#### [INPUT FOR THIS TASK]
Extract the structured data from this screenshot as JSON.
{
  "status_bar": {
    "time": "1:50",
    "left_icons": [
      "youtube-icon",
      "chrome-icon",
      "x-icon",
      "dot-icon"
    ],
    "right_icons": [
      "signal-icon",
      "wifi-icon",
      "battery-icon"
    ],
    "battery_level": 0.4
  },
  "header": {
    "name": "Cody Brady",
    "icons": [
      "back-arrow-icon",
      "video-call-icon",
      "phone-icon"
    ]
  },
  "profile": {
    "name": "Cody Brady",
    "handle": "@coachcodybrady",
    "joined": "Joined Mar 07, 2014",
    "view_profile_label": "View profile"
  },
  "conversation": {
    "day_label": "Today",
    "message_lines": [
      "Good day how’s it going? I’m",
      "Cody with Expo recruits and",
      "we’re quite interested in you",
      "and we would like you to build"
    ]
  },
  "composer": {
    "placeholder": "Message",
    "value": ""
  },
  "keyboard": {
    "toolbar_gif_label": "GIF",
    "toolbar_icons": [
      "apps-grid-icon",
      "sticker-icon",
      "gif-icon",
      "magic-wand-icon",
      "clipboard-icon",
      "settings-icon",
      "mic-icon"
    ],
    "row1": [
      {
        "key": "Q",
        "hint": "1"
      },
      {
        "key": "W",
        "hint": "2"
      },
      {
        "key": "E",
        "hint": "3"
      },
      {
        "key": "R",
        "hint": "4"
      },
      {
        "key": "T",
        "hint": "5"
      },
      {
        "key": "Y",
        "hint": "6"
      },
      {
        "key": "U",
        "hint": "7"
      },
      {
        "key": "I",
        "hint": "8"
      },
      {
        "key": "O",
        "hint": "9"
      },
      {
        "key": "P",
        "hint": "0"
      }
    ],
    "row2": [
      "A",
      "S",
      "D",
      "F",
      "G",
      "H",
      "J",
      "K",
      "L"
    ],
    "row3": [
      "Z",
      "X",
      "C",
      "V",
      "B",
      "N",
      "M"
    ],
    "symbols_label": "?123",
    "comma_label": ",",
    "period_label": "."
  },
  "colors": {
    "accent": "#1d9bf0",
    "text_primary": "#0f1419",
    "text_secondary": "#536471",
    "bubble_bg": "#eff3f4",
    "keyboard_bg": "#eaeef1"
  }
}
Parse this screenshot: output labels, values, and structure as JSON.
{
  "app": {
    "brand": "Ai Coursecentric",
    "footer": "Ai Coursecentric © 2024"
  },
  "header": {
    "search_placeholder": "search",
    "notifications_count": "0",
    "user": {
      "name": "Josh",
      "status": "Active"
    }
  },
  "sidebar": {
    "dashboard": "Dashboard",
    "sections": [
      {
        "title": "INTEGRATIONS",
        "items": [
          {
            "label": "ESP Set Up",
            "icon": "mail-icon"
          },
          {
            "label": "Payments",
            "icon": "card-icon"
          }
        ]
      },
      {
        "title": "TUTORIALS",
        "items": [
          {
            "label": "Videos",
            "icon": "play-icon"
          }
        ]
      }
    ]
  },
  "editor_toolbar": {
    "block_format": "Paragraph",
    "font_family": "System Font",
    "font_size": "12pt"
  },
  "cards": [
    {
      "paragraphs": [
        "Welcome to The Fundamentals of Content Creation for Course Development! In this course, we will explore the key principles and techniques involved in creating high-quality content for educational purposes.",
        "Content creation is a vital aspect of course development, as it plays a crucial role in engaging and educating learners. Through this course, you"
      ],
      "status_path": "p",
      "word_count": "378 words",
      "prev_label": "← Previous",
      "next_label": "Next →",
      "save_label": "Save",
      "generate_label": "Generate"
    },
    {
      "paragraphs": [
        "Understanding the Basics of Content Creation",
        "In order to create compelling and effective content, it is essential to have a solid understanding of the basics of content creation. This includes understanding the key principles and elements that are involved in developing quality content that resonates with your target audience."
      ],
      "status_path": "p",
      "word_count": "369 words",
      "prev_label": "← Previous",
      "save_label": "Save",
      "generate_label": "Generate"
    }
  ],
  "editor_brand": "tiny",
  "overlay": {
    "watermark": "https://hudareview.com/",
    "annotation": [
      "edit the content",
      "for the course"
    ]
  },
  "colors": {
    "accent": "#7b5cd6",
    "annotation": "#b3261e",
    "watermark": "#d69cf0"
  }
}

#### [WHAT THE EXERCISE ASKS]
Give all the entries again exactly; leave none out.

#### [ANSWER IN FULL]
Extract the structured data from this screenshot as JSON.
{
  "status_bar": {
    "time": "1:50",
    "left_icons": [
      "youtube-icon",
      "chrome-icon",
      "x-icon",
      "dot-icon"
    ],
    "right_icons": [
      "signal-icon",
      "wifi-icon",
      "battery-icon"
    ],
    "battery_level": 0.4
  },
  "header": {
    "name": "Cody Brady",
    "icons": [
      "back-arrow-icon",
      "video-call-icon",
      "phone-icon"
    ]
  },
  "profile": {
    "name": "Cody Brady",
    "handle": "@coachcodybrady",
    "joined": "Joined Mar 07, 2014",
    "view_profile_label": "View profile"
  },
  "conversation": {
    "day_label": "Today",
    "message_lines": [
      "Good day how’s it going? I’m",
      "Cody with Expo recruits and",
      "we’re quite interested in you",
      "and we would like you to build"
    ]
  },
  "composer": {
    "placeholder": "Message",
    "value": ""
  },
  "keyboard": {
    "toolbar_gif_label": "GIF",
    "toolbar_icons": [
      "apps-grid-icon",
      "sticker-icon",
      "gif-icon",
      "magic-wand-icon",
      "clipboard-icon",
      "settings-icon",
      "mic-icon"
    ],
    "row1": [
      {
        "key": "Q",
        "hint": "1"
      },
      {
        "key": "W",
        "hint": "2"
      },
      {
        "key": "E",
        "hint": "3"
      },
      {
        "key": "R",
        "hint": "4"
      },
      {
        "key": "T",
        "hint": "5"
      },
      {
        "key": "Y",
        "hint": "6"
      },
      {
        "key": "U",
        "hint": "7"
      },
      {
        "key": "I",
        "hint": "8"
      },
      {
        "key": "O",
        "hint": "9"
      },
      {
        "key": "P",
        "hint": "0"
      }
    ],
    "row2": [
      "A",
      "S",
      "D",
      "F",
      "G",
      "H",
      "J",
      "K",
      "L"
    ],
    "row3": [
      "Z",
      "X",
      "C",
      "V",
      "B",
      "N",
      "M"
    ],
    "symbols_label": "?123",
    "comma_label": ",",
    "period_label": "."
  },
  "colors": {
    "accent": "#1d9bf0",
    "text_primary": "#0f1419",
    "text_secondary": "#536471",
    "bubble_bg": "#eff3f4",
    "keyboard_bg": "#eaeef1"
  }
}
Parse this screenshot: output labels, values, and structure as JSON.
{
  "app": {
    "brand": "Ai Coursecentric",
    "footer": "Ai Coursecentric © 2024"
  },
  "header": {
    "search_placeholder": "search",
    "notifications_count": "0",
    "user": {
      "name": "Josh",
      "status": "Active"
    }
  },
  "sidebar": {
    "dashboard": "Dashboard",
    "sections": [
      {
        "title": "INTEGRATIONS",
        "items": [
          {
            "label": "ESP Set Up",
            "icon": "mail-icon"
          },
          {
            "label": "Payments",
            "icon": "card-icon"
          }
        ]
      },
      {
        "title": "TUTORIALS",
        "items": [
          {
            "label": "Videos",
            "icon": "play-icon"
          }
        ]
      }
    ]
  },
  "editor_toolbar": {
    "block_format": "Paragraph",
    "font_family": "System Font",
    "font_size": "12pt"
  },
  "cards": [
    {
      "paragraphs": [
        "Welcome to The Fundamentals of Content Creation for Course Development! In this course, we will explore the key principles and techniques involved in creating high-quality content for educational purposes.",
        "Content creation is a vital aspect of course development, as it plays a crucial role in engaging and educating learners. Through this course, you"
      ],
      "status_path": "p",
      "word_count": "378 words",
      "prev_label": "← Previous",
      "next_label": "Next →",
      "save_label": "Save",
      "generate_label": "Generate"
    },
    {
      "paragraphs": [
        "Understanding the Basics of Content Creation",
        "In order to create compelling and effective content, it is essential to have a solid understanding of the basics of content creation. This includes understanding the key principles and elements that are involved in developing quality content that resonates with your target audience."
      ],
      "status_path": "p",
      "word_count": "369 words",
      "prev_label": "← Previous",
      "save_label": "Save",
      "generate_label": "Generate"
    }
  ],
  "editor_brand": "tiny",
  "overlay": {
    "watermark": "https://hudareview.com/",
    "annotation": [
      "edit the content",
      "for the course"
    ]
  },
  "colors": {
    "accent": "#7b5cd6",
    "annotation": "#b3261e",
    "watermark": "#d69cf0"
  }
}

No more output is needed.